### EXERCISE:
Count how many lines hold the string "Nights". Give that number alone.

### INPUT DATA:
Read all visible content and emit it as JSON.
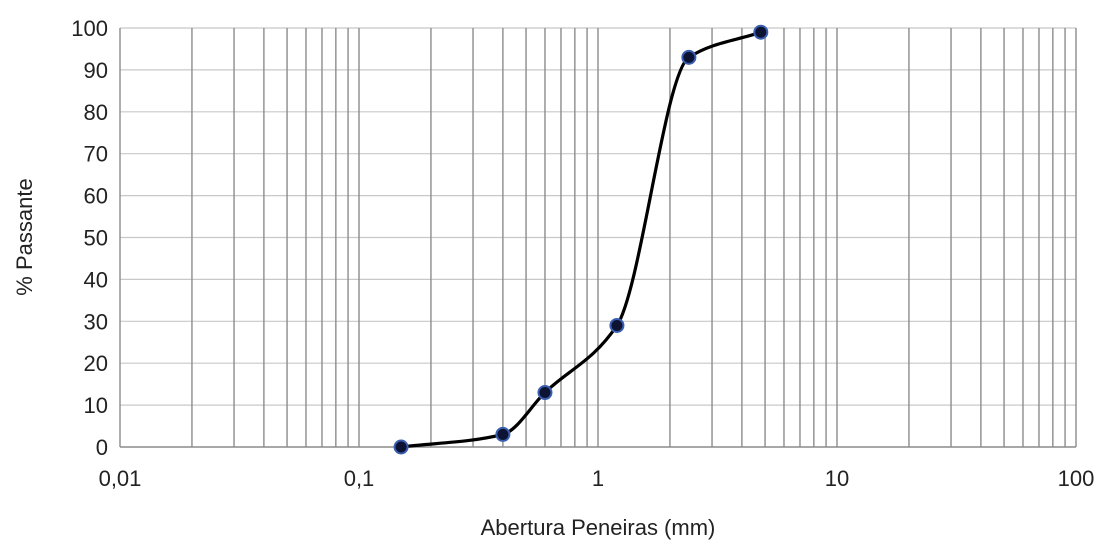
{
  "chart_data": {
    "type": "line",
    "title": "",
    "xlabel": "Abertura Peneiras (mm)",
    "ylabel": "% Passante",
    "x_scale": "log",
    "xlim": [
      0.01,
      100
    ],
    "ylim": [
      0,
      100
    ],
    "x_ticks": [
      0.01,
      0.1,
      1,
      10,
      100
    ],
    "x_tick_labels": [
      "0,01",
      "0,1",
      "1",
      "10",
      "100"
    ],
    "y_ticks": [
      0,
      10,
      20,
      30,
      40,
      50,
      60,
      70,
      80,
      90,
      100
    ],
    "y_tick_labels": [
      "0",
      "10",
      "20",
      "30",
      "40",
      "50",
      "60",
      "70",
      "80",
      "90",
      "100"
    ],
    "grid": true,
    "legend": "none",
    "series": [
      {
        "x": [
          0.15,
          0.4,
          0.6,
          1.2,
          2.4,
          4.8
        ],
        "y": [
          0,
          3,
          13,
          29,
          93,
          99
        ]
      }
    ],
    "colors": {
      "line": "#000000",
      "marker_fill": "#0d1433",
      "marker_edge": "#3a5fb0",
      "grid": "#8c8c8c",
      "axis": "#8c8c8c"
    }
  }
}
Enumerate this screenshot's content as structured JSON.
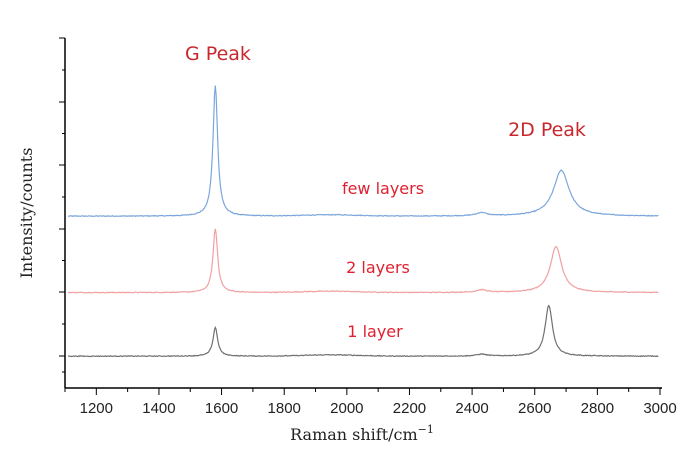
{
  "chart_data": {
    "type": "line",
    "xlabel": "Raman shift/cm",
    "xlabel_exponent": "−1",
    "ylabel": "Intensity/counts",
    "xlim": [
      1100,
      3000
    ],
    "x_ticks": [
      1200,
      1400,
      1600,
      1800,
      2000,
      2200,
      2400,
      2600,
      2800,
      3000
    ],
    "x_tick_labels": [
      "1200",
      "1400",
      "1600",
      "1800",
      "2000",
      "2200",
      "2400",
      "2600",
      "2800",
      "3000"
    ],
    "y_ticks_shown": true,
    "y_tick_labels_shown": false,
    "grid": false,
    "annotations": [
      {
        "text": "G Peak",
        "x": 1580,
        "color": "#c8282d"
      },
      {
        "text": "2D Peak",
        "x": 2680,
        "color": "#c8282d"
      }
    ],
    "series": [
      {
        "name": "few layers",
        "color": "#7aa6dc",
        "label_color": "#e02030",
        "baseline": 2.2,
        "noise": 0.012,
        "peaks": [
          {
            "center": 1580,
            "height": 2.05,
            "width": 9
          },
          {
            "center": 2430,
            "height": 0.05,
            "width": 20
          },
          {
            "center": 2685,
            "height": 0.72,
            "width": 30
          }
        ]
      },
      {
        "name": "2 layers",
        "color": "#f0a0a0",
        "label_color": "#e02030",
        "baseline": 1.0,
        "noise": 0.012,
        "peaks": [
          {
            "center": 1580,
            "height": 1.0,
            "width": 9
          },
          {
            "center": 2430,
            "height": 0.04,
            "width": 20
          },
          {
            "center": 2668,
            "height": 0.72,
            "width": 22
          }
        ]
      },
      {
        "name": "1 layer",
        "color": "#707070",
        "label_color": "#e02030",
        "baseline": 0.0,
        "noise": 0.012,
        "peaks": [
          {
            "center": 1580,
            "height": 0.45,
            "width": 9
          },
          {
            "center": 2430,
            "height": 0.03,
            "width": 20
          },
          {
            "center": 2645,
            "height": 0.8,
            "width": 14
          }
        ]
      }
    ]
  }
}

--

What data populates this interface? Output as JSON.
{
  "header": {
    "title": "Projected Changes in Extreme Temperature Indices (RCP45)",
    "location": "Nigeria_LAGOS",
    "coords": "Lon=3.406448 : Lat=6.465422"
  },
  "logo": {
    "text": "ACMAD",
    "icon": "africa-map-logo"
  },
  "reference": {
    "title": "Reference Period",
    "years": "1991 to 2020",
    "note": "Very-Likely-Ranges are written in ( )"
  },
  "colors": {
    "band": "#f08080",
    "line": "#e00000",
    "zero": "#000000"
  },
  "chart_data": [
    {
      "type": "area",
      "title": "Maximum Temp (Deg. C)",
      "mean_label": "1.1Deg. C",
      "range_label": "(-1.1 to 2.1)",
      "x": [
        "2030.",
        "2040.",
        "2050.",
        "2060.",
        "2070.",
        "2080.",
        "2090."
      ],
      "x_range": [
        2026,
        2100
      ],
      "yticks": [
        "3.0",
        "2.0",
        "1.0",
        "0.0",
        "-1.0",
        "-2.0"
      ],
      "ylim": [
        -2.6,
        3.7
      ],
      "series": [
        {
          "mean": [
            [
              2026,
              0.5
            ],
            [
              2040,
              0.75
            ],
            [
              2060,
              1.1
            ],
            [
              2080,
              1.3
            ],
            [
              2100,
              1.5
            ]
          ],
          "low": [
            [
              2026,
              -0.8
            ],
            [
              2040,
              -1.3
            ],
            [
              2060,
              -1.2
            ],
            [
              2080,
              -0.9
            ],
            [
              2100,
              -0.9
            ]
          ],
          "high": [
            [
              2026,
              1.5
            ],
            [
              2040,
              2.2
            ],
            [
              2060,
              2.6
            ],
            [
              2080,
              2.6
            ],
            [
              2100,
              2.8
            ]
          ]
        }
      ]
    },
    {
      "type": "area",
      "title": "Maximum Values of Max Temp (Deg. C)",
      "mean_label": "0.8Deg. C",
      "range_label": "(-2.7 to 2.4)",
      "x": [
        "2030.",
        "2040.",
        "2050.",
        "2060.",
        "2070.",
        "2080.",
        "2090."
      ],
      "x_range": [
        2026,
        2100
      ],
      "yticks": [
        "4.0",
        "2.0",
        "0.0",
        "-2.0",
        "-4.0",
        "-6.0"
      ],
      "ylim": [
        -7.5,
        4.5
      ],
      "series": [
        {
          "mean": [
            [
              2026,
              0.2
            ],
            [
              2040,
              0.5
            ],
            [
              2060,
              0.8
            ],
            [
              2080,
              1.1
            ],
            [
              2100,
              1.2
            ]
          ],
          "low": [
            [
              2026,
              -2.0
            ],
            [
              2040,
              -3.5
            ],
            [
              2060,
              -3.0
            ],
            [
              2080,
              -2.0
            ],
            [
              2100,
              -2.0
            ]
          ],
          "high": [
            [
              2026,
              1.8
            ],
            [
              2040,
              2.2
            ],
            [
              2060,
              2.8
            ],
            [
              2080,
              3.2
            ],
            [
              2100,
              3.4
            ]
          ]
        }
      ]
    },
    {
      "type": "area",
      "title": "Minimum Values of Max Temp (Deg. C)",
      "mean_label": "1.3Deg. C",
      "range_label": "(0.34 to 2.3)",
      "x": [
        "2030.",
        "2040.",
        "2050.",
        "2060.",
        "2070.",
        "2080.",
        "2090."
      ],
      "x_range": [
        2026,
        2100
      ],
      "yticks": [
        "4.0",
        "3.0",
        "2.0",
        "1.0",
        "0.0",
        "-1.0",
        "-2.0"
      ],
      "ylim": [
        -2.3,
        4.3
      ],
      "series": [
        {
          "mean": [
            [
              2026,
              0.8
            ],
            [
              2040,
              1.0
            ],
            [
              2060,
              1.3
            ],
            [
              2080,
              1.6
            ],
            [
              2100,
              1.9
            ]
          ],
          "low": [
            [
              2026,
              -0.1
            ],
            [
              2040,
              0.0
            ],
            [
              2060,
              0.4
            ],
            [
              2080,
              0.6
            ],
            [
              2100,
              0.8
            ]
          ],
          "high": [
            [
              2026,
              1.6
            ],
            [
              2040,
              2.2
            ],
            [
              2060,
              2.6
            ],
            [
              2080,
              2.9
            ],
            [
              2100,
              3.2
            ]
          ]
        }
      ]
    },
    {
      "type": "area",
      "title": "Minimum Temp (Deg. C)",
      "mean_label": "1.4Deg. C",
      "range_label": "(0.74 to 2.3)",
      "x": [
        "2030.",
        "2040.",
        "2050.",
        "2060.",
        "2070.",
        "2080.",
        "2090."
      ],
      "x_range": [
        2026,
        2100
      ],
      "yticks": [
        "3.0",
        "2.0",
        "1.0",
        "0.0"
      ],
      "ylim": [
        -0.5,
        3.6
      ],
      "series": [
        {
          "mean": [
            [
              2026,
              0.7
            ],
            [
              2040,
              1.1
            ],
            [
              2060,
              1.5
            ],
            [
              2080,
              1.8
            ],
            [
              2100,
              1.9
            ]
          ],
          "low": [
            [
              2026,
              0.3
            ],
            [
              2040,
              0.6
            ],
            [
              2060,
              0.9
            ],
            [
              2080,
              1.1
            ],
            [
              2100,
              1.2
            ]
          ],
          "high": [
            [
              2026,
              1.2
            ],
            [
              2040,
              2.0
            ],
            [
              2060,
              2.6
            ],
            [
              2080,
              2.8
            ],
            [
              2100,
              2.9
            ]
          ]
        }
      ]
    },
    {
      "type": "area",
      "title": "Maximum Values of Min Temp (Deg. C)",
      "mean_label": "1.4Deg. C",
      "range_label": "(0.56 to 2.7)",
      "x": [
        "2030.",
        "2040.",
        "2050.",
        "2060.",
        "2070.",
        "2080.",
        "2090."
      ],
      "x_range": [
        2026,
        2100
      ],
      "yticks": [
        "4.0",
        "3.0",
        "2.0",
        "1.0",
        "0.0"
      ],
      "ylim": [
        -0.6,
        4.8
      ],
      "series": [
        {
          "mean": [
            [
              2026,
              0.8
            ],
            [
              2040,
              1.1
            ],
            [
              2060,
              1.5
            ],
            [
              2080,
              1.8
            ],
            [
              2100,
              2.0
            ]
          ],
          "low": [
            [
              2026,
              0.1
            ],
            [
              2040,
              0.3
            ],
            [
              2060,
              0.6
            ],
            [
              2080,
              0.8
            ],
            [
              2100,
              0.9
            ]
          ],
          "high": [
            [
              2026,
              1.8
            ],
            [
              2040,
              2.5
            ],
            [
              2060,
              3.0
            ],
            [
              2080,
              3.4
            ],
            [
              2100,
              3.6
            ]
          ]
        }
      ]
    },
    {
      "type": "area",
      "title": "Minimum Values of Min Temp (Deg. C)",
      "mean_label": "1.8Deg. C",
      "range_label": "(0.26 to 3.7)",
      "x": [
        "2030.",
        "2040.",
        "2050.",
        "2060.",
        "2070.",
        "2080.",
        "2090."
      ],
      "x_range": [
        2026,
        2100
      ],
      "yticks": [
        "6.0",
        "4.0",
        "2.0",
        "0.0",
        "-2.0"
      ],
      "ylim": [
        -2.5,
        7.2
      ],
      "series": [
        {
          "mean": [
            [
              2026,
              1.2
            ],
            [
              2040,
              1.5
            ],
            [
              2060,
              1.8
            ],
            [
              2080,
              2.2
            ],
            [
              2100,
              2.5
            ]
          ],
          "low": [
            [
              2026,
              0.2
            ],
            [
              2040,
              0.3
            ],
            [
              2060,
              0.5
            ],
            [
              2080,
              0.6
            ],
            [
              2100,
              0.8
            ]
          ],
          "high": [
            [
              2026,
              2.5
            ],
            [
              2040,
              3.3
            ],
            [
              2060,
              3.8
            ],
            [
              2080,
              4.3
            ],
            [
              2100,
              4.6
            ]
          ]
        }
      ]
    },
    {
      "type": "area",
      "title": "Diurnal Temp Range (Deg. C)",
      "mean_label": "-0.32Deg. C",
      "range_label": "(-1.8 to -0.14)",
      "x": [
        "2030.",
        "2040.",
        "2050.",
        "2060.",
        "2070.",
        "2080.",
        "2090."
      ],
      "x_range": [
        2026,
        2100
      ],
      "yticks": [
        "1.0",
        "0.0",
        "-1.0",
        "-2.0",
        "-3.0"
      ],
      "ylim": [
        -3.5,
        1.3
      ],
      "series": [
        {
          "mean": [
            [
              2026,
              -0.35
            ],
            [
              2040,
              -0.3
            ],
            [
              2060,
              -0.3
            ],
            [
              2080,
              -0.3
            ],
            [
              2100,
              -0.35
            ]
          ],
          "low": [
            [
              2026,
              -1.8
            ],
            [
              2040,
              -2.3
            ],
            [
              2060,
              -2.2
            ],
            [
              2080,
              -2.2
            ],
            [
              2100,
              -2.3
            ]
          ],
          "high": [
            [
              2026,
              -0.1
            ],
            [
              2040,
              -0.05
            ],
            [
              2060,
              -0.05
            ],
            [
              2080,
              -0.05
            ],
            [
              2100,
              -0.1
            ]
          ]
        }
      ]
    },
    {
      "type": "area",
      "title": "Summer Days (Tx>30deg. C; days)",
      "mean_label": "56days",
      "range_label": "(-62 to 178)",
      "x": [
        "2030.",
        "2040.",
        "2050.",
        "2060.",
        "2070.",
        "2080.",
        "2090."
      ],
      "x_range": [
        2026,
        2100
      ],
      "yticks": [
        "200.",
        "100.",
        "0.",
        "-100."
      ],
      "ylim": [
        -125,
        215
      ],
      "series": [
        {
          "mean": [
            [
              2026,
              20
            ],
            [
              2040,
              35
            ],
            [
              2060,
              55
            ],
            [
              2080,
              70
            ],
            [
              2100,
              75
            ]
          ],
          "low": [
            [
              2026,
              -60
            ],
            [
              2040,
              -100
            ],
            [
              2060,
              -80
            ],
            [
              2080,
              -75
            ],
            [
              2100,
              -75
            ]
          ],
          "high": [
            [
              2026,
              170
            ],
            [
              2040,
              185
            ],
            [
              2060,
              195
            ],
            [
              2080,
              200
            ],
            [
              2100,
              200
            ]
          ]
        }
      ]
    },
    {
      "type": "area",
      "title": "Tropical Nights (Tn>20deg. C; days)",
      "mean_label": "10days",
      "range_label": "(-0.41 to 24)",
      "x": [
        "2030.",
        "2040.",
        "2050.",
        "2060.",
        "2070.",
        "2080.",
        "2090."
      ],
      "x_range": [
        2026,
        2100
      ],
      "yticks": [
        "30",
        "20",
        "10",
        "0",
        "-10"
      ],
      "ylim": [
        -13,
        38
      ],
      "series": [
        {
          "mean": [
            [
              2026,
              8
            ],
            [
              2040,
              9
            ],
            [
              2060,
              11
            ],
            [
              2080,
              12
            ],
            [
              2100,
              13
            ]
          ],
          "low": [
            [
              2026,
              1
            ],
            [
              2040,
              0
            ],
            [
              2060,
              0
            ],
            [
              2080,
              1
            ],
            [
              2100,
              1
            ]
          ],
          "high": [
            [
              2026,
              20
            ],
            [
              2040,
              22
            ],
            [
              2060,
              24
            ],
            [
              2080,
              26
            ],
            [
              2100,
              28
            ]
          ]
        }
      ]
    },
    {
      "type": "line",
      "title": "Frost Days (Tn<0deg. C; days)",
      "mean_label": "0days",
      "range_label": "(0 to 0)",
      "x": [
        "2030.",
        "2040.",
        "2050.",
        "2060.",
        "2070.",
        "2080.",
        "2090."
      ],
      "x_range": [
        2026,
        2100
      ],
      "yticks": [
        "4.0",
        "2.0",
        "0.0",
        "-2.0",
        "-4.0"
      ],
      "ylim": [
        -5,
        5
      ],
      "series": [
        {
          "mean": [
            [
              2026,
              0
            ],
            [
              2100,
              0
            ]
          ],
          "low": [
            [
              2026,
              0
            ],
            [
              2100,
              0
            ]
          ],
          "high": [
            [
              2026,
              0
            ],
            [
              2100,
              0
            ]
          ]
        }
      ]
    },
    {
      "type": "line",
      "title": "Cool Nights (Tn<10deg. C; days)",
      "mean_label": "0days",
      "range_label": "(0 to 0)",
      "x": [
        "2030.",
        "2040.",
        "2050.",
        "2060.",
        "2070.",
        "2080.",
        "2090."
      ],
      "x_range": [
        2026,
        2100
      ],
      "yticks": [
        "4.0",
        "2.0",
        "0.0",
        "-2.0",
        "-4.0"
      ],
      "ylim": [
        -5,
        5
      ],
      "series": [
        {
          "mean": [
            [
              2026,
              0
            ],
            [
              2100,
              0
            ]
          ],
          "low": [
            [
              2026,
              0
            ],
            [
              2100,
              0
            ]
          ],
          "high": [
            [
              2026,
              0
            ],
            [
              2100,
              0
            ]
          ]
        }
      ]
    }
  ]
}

### FULL OUTPUT:
2